Dataset rows about figures
------------------------------------
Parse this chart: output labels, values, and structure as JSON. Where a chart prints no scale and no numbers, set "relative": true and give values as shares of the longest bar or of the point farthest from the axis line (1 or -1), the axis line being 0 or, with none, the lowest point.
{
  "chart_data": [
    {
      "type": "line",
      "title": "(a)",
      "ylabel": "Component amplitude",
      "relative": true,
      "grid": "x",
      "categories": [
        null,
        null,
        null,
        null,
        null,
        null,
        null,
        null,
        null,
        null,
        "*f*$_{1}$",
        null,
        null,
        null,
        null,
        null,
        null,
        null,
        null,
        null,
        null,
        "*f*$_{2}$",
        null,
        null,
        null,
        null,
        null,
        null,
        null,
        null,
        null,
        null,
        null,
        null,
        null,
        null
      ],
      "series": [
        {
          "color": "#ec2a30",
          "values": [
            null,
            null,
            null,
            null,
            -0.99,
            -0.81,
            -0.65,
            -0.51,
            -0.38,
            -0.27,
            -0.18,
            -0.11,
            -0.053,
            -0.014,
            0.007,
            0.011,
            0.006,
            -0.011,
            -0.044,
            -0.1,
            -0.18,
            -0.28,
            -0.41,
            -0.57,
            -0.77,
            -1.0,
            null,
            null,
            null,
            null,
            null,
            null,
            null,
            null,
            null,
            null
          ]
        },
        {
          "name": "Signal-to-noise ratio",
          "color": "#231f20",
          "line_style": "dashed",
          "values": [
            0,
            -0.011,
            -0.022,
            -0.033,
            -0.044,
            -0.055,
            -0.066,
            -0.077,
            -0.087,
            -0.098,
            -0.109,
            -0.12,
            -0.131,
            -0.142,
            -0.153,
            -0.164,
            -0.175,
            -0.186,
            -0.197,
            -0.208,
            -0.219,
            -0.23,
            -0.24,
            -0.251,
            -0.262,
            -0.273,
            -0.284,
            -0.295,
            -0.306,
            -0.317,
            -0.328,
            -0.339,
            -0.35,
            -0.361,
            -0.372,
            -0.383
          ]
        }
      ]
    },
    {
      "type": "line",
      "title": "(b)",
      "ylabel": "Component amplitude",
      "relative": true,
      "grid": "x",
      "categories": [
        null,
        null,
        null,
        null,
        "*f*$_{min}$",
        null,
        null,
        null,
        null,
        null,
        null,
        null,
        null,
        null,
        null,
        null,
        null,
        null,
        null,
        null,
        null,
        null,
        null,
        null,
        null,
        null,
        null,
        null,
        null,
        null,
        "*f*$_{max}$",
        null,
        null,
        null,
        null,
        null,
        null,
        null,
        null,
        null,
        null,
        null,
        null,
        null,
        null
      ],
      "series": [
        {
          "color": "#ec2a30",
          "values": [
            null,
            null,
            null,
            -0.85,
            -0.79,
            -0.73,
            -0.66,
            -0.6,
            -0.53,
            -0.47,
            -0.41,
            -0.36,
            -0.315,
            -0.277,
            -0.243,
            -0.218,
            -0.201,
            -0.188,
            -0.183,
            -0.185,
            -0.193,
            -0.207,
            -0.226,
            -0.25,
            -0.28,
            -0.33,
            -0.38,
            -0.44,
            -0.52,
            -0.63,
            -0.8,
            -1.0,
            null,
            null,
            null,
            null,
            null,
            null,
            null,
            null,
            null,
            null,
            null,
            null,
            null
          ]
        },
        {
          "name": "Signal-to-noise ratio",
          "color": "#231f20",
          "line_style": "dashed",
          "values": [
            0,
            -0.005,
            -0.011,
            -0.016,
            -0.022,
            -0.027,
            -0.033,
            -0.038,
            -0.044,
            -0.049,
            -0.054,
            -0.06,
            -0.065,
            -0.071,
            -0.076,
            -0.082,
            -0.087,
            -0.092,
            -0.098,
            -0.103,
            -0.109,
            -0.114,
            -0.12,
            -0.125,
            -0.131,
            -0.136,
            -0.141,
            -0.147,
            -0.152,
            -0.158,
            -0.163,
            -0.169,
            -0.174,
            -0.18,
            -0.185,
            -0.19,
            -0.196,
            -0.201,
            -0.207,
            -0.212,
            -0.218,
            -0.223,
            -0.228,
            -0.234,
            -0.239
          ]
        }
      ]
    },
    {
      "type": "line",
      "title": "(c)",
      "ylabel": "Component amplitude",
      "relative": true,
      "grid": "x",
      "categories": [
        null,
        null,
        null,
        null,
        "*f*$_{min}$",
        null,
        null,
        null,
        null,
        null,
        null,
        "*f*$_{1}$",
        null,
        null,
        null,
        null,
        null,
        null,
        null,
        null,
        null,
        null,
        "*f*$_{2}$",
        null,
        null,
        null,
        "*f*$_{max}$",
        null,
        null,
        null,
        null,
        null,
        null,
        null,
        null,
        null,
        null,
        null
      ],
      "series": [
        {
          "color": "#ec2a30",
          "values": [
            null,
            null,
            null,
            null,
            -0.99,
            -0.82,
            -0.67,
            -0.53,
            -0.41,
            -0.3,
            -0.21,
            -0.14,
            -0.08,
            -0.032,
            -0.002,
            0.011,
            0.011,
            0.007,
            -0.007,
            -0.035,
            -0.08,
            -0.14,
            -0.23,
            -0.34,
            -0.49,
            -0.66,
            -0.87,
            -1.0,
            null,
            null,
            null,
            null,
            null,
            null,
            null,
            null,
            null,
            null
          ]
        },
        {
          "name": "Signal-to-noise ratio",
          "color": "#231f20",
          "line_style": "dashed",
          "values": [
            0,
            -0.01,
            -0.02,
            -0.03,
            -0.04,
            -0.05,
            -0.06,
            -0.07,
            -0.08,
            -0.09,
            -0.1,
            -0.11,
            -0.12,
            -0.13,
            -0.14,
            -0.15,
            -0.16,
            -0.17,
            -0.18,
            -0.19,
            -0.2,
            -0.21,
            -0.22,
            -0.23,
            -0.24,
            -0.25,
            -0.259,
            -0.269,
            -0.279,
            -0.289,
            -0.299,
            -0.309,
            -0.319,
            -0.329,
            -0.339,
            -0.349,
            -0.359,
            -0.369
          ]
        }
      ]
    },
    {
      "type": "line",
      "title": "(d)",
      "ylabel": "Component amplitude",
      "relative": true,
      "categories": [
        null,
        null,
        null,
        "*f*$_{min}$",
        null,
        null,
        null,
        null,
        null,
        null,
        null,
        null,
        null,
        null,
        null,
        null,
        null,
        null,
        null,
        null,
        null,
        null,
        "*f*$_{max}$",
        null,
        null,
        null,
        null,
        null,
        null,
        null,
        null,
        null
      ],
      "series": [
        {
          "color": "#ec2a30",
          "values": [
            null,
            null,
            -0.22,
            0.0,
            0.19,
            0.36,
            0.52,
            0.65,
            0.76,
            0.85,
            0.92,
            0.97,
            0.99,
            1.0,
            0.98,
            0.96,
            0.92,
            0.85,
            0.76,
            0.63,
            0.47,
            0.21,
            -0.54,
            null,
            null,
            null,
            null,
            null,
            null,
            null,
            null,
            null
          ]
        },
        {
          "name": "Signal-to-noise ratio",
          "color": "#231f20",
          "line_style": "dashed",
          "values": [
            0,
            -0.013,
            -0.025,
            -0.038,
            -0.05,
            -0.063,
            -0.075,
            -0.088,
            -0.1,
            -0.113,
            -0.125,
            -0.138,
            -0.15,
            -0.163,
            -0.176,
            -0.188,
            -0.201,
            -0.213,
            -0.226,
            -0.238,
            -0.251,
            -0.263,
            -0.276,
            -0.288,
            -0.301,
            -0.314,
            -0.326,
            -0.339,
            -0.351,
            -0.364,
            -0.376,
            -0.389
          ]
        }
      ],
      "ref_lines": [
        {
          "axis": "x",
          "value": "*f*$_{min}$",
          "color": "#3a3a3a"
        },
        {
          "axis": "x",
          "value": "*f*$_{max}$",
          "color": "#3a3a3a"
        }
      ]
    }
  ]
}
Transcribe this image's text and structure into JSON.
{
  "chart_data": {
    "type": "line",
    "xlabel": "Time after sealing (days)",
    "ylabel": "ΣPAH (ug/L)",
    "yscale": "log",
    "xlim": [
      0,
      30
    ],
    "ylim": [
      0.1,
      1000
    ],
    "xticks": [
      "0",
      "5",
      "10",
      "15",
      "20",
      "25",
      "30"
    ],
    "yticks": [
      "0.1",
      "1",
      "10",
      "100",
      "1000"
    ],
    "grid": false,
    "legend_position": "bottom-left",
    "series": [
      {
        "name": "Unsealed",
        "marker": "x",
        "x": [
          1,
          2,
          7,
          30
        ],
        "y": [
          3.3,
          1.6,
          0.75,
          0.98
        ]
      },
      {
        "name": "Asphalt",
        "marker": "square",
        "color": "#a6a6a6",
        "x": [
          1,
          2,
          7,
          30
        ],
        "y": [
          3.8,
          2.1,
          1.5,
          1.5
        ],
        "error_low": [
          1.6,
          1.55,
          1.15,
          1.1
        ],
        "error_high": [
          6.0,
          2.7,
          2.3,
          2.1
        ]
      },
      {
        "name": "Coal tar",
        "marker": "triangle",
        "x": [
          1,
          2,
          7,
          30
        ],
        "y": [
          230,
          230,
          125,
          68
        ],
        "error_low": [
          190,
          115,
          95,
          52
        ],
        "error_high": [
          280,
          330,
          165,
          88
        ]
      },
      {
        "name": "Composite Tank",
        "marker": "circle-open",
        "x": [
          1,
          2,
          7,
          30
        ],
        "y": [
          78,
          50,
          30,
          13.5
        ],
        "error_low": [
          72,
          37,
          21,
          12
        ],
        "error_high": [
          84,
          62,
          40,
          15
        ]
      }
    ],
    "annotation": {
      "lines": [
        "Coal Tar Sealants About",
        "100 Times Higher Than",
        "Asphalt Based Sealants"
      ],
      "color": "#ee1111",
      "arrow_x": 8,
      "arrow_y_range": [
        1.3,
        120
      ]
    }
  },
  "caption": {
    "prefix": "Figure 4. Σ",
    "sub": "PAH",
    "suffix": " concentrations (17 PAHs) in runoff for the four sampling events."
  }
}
------------------------------------
Exercise requirements
Using the listing above, show every line that includes the string "Asphalt".

The response
        "name": "Asphalt",
        "Asphalt Based Sealants"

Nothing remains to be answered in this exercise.